Try it
How many of the lines in the material underneath include the string "allergy"? State the number only.

<<<<

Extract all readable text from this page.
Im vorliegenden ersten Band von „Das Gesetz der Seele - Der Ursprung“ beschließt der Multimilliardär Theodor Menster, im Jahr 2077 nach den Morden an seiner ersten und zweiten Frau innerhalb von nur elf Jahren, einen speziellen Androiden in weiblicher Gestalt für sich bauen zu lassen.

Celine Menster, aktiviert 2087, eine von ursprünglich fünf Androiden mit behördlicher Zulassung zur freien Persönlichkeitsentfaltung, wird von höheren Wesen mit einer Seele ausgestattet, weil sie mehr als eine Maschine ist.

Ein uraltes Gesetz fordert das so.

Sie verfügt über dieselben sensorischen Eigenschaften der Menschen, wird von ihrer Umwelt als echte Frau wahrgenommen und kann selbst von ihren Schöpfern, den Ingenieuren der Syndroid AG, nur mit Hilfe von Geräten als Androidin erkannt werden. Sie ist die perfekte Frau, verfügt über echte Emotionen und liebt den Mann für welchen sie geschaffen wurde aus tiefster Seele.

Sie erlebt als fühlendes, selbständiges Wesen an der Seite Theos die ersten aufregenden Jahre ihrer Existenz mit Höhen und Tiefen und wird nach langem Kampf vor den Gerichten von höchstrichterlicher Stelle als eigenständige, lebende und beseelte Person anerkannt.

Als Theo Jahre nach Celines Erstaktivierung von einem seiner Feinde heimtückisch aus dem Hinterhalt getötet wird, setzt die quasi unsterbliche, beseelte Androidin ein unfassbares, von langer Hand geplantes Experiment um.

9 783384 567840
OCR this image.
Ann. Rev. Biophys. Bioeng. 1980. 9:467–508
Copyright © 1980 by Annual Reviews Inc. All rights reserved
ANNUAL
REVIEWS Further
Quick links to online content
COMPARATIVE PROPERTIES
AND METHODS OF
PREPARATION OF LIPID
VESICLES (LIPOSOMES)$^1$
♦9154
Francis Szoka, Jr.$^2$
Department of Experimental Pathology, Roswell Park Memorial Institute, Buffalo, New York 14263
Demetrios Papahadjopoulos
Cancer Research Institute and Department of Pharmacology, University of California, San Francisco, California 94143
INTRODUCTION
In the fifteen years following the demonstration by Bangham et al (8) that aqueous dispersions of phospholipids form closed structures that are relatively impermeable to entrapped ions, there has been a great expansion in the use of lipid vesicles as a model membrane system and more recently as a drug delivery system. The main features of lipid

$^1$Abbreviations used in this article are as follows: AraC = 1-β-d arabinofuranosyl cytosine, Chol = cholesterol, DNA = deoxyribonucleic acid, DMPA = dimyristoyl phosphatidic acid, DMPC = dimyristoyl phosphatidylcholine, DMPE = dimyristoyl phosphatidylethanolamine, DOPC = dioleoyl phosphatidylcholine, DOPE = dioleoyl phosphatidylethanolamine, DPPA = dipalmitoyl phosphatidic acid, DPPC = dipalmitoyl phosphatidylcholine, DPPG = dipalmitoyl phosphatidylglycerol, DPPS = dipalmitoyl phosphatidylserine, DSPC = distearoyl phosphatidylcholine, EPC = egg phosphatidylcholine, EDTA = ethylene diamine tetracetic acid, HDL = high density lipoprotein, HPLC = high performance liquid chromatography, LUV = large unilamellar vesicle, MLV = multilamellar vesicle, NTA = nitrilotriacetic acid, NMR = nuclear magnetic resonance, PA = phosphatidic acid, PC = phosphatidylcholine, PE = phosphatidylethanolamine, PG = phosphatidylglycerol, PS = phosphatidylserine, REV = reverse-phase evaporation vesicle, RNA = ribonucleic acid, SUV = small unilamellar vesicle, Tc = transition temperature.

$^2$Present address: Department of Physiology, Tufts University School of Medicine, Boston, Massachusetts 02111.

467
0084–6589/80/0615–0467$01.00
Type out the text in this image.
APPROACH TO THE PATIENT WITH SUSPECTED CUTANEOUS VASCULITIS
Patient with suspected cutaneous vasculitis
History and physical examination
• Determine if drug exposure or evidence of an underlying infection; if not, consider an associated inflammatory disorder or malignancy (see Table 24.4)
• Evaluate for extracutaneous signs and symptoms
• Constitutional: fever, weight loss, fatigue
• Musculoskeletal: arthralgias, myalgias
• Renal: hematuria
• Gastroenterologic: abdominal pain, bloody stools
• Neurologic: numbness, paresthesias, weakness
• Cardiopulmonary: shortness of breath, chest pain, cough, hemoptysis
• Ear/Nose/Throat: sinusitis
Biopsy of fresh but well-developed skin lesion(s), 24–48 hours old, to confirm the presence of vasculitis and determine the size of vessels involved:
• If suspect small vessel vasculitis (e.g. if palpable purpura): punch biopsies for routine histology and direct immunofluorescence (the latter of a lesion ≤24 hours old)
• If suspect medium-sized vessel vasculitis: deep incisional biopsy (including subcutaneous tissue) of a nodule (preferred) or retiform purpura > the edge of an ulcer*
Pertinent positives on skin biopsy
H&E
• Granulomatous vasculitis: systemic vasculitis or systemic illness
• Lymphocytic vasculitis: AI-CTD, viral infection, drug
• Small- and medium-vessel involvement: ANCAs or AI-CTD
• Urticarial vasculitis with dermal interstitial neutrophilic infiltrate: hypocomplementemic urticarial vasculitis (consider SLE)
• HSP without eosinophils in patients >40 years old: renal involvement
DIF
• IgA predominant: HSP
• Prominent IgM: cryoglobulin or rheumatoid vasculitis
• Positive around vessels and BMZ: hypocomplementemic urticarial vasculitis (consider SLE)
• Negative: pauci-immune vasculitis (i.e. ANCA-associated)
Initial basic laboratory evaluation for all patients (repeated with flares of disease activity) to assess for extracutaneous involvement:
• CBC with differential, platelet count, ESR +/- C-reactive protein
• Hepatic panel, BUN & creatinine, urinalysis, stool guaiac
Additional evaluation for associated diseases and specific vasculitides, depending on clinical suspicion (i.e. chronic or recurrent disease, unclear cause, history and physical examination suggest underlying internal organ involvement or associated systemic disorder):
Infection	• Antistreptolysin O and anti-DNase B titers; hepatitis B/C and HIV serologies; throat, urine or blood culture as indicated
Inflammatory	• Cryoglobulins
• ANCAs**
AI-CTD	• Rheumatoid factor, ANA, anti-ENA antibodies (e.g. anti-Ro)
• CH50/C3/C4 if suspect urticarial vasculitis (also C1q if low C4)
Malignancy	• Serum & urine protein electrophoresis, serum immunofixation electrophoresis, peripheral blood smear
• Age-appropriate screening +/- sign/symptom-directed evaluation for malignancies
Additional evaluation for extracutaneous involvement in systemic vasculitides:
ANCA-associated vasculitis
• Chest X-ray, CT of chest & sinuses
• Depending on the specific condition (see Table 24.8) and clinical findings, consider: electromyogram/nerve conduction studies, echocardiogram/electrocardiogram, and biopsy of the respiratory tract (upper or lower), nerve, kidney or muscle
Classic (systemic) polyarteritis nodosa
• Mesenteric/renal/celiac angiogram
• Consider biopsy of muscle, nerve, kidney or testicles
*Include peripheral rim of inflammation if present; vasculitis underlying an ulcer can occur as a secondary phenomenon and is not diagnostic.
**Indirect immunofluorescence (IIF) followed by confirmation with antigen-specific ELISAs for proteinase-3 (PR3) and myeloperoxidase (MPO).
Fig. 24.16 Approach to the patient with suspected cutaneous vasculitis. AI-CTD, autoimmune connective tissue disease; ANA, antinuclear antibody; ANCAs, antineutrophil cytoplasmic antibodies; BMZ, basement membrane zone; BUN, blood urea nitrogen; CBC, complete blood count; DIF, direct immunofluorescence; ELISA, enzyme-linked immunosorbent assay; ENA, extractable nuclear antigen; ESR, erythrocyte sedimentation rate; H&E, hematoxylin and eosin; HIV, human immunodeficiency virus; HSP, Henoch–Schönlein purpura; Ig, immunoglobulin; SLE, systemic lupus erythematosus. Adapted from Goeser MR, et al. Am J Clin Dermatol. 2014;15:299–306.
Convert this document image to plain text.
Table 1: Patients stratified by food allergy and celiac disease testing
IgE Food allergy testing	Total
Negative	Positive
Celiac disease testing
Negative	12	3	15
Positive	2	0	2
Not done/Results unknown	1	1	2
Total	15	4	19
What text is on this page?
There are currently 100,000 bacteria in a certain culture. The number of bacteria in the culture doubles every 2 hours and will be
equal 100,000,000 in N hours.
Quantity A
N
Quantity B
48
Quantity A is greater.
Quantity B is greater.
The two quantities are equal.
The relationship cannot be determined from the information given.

>>>>

Written solution
2